:: Task goal ::
Find the line containing "Enumerate this screenshot's". Quote it and every line after it, exactly, through the end; skip pictures.

──────── Records for this exercise ────────

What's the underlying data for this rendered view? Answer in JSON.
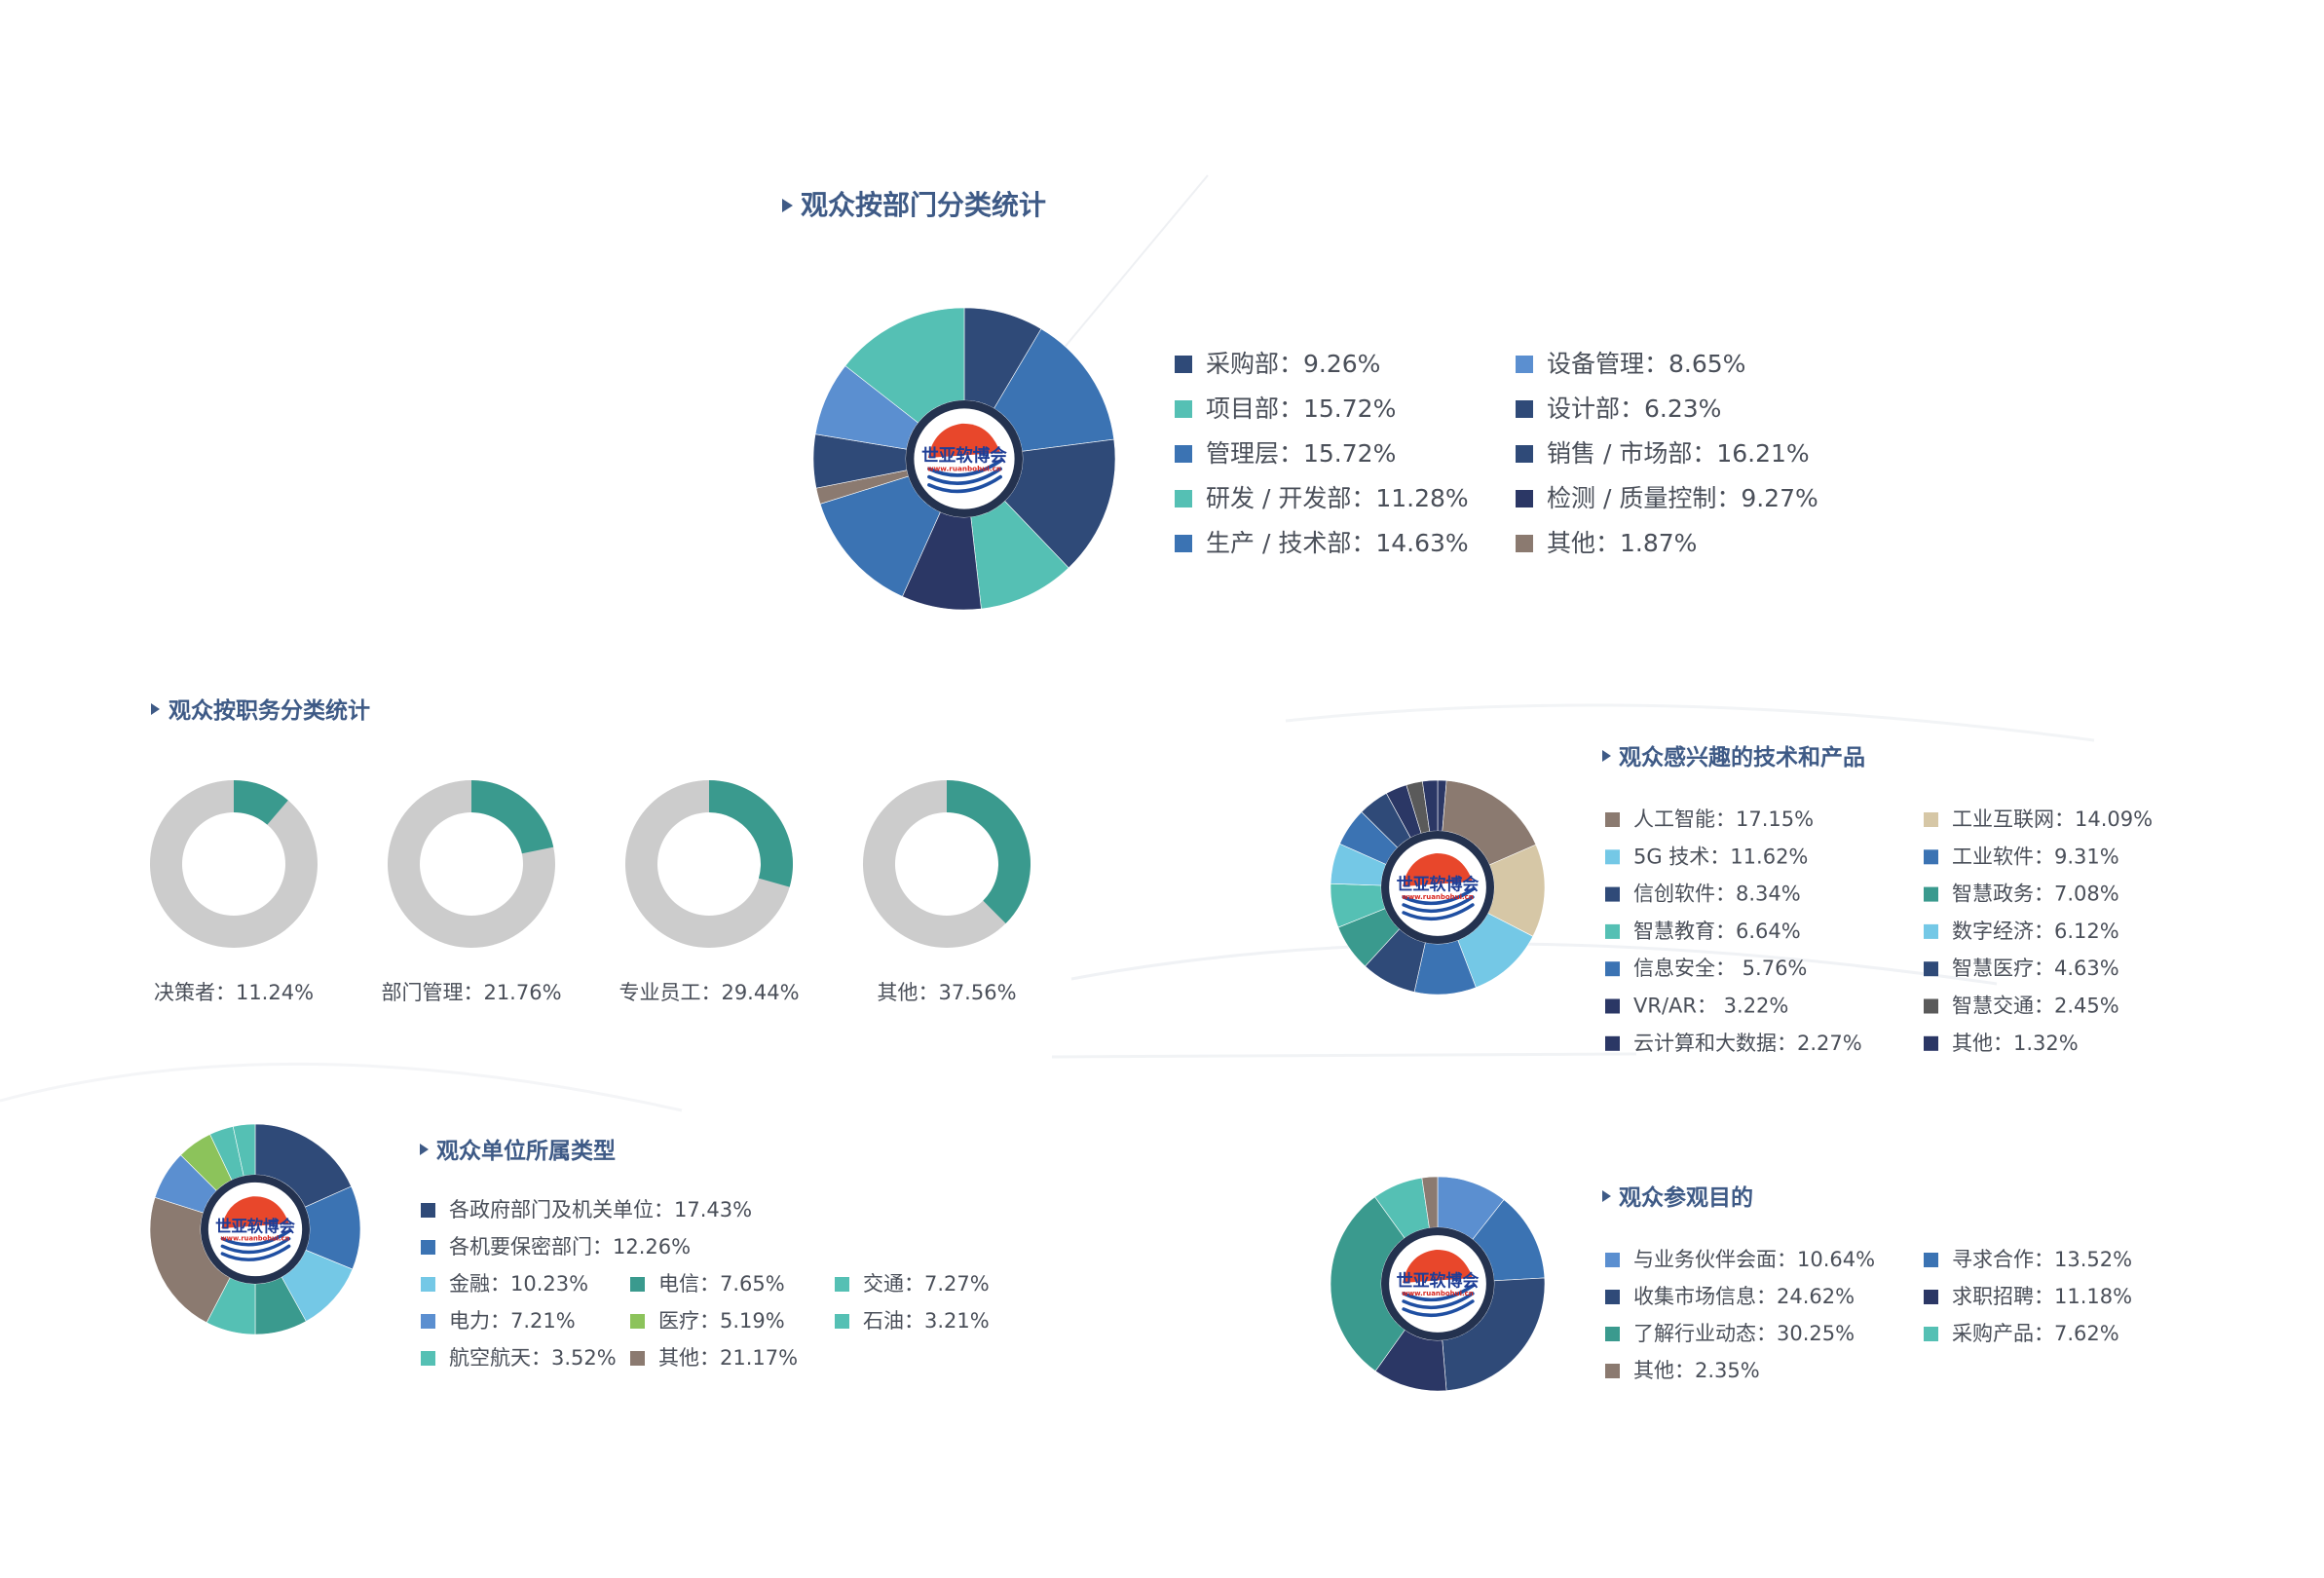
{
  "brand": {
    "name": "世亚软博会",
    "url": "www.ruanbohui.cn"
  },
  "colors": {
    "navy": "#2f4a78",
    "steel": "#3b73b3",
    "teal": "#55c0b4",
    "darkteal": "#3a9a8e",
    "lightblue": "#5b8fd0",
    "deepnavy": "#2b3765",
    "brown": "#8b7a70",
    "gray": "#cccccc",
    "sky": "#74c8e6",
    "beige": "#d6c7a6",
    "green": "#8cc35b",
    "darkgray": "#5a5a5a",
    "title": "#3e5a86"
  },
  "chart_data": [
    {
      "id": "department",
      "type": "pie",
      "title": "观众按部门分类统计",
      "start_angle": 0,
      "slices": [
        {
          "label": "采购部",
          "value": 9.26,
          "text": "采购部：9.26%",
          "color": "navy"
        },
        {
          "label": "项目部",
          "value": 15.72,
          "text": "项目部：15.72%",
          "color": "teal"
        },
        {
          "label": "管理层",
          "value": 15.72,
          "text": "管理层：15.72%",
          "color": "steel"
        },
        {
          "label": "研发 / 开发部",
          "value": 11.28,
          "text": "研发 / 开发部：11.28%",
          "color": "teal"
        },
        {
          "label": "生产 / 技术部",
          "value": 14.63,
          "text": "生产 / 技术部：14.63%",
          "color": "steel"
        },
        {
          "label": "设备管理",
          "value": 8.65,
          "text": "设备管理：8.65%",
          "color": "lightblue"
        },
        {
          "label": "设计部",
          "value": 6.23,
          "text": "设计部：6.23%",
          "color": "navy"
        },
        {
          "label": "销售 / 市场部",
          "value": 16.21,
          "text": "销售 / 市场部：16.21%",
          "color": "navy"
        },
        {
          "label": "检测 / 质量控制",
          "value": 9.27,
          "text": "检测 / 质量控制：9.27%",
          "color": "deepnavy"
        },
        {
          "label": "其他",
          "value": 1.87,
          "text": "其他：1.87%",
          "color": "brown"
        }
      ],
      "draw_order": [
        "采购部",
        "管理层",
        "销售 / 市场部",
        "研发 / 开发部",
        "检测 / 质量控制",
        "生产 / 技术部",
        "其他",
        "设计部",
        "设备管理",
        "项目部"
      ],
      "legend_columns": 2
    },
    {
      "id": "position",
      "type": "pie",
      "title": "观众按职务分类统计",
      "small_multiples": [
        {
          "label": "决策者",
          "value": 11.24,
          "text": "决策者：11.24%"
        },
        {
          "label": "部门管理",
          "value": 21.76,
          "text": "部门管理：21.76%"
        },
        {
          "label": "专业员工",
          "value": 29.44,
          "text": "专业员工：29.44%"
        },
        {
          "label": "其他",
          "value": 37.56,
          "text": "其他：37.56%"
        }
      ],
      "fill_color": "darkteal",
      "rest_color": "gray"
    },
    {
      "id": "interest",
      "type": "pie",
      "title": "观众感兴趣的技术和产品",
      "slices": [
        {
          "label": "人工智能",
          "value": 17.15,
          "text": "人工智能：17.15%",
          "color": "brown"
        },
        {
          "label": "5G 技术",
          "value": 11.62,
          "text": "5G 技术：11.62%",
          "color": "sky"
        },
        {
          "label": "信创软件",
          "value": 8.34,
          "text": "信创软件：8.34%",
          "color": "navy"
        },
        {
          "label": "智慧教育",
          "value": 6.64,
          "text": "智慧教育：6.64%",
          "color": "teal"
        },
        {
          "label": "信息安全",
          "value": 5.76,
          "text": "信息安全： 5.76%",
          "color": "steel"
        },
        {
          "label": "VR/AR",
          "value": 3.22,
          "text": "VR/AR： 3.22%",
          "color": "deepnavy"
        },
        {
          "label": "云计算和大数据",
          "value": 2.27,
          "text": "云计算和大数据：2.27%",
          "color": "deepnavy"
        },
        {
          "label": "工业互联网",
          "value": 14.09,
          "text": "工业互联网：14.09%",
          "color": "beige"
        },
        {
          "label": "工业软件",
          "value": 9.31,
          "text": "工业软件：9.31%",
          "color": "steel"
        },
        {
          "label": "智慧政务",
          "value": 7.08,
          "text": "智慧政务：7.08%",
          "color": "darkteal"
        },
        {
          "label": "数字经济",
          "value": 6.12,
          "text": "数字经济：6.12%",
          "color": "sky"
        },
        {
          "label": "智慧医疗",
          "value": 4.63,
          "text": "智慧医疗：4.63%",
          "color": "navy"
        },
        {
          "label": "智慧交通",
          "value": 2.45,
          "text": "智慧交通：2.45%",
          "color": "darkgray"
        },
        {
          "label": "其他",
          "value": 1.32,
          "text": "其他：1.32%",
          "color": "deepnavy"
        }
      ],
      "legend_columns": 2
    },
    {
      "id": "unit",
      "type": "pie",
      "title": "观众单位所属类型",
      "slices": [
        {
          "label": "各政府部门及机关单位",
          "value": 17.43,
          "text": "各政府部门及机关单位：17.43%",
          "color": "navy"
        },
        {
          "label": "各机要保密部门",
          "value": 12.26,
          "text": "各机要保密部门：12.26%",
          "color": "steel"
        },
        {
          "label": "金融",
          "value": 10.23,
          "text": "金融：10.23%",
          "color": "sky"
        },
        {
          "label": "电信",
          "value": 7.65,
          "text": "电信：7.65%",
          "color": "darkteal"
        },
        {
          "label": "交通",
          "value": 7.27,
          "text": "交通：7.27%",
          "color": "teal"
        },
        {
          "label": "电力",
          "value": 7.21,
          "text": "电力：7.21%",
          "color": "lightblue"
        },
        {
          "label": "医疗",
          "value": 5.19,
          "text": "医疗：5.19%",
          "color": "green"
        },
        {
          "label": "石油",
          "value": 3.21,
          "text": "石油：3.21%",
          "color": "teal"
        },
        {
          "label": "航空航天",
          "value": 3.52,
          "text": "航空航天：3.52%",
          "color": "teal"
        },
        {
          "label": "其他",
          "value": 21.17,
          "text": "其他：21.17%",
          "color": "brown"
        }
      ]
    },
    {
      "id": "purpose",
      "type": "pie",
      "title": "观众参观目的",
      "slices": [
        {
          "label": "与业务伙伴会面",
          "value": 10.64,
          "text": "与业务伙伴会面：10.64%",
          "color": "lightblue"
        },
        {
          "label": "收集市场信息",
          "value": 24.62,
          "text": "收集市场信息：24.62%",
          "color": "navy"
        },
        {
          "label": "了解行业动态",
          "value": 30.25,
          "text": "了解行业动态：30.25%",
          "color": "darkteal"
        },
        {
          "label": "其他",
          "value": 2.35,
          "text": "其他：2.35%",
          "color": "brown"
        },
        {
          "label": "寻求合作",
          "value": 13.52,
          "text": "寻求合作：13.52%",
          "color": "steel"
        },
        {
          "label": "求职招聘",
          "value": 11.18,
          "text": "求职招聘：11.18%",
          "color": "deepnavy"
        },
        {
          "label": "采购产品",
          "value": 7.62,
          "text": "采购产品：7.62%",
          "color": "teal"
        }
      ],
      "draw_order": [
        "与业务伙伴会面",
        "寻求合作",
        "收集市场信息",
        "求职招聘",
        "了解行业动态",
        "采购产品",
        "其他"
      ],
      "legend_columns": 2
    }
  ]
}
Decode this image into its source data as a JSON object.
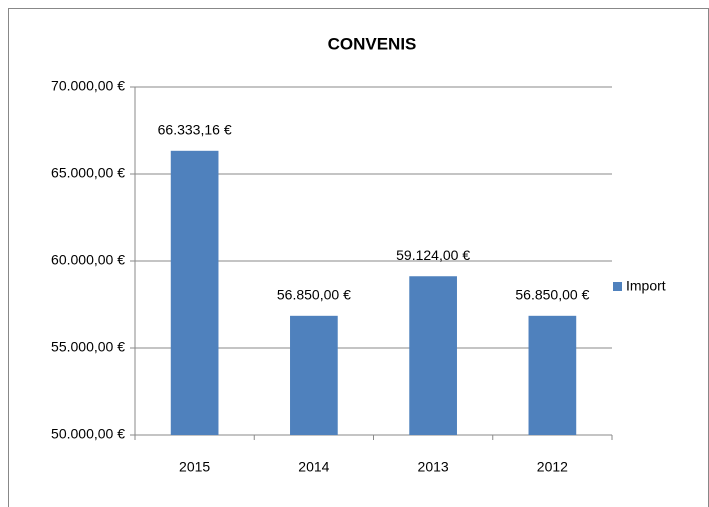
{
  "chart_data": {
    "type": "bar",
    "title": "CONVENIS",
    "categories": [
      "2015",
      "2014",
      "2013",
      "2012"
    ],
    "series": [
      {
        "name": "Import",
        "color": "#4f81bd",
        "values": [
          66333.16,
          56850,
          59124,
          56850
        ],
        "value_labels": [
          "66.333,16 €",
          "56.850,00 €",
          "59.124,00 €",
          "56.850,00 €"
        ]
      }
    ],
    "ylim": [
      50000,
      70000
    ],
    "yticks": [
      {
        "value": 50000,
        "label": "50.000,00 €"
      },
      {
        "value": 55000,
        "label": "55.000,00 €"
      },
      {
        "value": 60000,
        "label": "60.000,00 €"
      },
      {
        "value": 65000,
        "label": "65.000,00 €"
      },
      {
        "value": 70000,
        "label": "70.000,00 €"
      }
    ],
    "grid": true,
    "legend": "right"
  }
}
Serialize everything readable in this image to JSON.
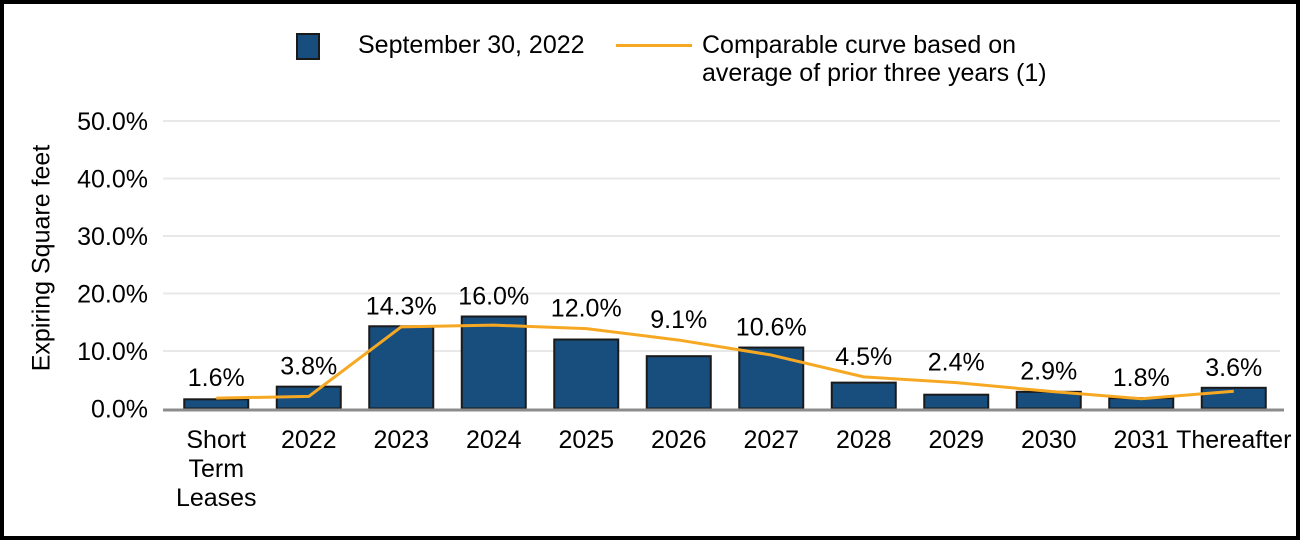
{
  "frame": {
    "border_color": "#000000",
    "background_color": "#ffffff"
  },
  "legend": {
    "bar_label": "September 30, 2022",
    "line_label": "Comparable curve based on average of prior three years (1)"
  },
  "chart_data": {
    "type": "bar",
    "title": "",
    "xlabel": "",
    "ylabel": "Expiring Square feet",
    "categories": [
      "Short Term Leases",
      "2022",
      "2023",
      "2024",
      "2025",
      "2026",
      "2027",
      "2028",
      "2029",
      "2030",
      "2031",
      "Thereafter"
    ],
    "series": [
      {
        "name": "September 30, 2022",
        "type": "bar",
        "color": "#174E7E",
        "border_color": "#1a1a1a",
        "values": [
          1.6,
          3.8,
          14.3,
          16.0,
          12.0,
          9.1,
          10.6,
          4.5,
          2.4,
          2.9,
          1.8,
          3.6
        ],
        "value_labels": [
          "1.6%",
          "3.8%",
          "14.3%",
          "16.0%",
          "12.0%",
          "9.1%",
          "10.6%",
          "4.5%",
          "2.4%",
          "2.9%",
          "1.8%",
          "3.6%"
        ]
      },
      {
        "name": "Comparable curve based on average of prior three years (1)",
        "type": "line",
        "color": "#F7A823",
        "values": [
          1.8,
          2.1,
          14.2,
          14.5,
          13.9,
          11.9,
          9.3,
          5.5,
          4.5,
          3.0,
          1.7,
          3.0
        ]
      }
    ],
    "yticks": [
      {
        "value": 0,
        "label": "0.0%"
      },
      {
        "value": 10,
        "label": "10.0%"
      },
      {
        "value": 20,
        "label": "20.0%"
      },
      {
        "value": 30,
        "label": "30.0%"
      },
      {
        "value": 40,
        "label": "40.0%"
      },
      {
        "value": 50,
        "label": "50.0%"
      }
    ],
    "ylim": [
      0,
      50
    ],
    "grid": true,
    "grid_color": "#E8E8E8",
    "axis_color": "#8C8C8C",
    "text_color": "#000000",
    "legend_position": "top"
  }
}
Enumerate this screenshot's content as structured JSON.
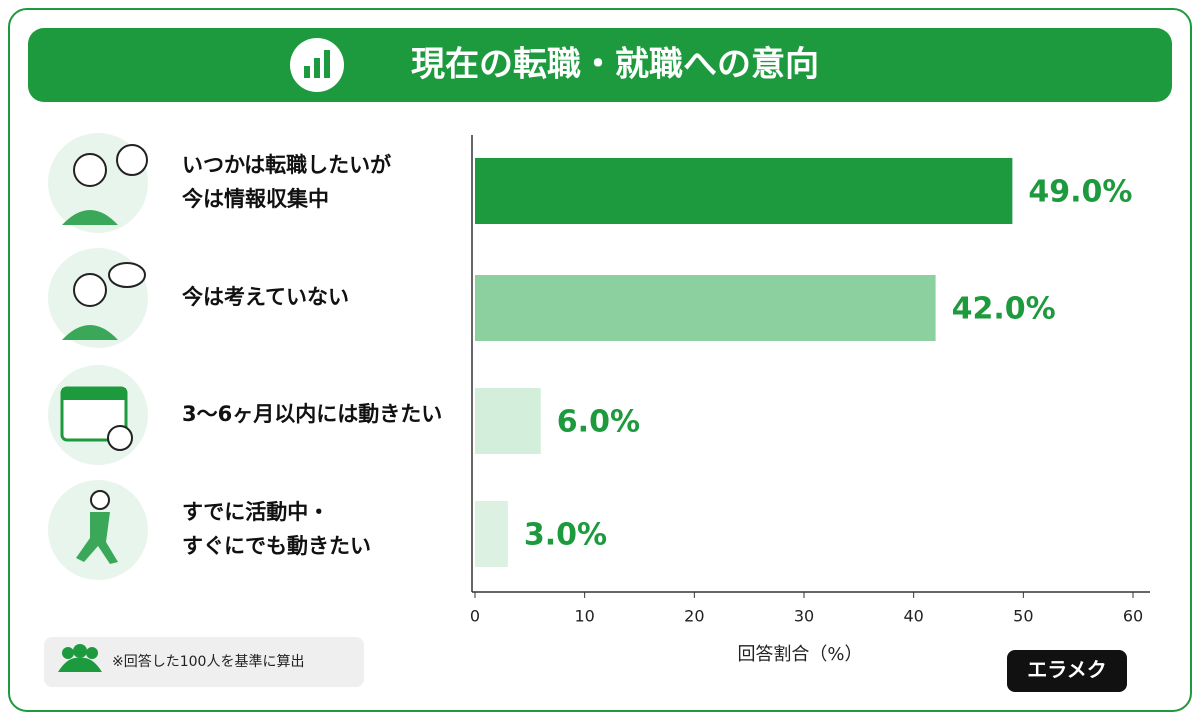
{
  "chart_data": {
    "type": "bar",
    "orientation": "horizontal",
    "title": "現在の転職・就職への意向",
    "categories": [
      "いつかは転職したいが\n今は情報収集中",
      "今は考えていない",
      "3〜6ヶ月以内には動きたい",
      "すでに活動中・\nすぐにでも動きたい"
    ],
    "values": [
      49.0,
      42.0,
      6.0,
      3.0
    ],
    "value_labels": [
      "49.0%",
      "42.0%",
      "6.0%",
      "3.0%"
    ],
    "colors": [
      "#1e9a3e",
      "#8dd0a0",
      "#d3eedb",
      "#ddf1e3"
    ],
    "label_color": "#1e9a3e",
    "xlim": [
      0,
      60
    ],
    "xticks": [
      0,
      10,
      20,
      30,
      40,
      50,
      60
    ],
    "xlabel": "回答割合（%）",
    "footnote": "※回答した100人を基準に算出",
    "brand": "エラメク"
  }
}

────────

:: Answer for the task ::
Enumerate this screenshot's content as structured JSON.
{
  "chart_data": {
    "type": "bar",
    "orientation": "horizontal",
    "title": "現在の転職・就職への意向",
    "categories": [
      "いつかは転職したいが\n今は情報収集中",
      "今は考えていない",
      "3〜6ヶ月以内には動きたい",
      "すでに活動中・\nすぐにでも動きたい"
    ],
    "values": [
      49.0,
      42.0,
      6.0,
      3.0
    ],
    "value_labels": [
      "49.0%",
      "42.0%",
      "6.0%",
      "3.0%"
    ],
    "colors": [
      "#1e9a3e",
      "#8dd0a0",
      "#d3eedb",
      "#ddf1e3"
    ],
    "label_color": "#1e9a3e",
    "xlim": [
      0,
      60
    ],
    "xticks": [
      0,
      10,
      20,
      30,
      40,
      50,
      60
    ],
    "xlabel": "回答割合（%）",
    "footnote": "※回答した100人を基準に算出",
    "brand": "エラメク"
  }
}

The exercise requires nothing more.